Exercise prompt: In the listing below, locate the lines that hold "результата" and copy them.

Record extracts:

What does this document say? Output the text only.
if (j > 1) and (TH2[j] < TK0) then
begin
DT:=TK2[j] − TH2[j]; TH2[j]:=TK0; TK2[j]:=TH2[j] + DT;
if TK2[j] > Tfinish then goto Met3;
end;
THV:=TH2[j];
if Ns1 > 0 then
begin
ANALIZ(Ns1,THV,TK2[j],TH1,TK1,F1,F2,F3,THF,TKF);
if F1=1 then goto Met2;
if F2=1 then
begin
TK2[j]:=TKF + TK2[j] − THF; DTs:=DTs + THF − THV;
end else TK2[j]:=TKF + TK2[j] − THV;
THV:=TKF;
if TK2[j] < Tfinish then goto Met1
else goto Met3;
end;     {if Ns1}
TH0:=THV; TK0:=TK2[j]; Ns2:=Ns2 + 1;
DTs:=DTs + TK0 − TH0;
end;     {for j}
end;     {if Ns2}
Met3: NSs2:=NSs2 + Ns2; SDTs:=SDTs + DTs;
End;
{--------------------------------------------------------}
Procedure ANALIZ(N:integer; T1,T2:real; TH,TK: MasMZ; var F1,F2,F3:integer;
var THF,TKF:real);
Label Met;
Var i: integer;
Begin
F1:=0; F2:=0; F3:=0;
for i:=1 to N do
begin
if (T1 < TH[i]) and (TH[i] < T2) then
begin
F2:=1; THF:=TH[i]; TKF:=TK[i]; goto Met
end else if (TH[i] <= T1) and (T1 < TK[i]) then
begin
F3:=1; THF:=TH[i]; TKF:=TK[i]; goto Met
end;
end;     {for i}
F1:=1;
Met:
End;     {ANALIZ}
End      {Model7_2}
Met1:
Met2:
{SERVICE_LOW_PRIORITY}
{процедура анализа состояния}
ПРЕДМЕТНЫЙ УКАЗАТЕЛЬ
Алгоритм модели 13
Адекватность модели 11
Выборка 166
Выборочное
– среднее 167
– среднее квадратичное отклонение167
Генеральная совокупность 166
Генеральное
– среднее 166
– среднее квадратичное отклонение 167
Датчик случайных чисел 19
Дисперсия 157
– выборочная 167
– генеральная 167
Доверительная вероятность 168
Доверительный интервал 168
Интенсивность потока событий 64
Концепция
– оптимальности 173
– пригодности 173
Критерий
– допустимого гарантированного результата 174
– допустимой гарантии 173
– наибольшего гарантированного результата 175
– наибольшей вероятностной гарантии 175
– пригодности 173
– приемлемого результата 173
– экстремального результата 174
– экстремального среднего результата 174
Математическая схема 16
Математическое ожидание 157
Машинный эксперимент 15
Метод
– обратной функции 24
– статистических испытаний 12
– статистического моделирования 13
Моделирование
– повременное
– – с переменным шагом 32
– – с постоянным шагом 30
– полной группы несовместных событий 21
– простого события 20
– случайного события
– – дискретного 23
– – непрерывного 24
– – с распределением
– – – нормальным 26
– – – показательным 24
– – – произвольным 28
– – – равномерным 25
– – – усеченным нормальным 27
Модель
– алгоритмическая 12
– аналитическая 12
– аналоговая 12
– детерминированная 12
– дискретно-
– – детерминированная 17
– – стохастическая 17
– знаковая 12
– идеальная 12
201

Response for this exercise:
– допустимого гарантированного результата 174
– наибольшего гарантированного результата 175
– приемлемого результата 173
– экстремального результата 174
– экстремального среднего результата 174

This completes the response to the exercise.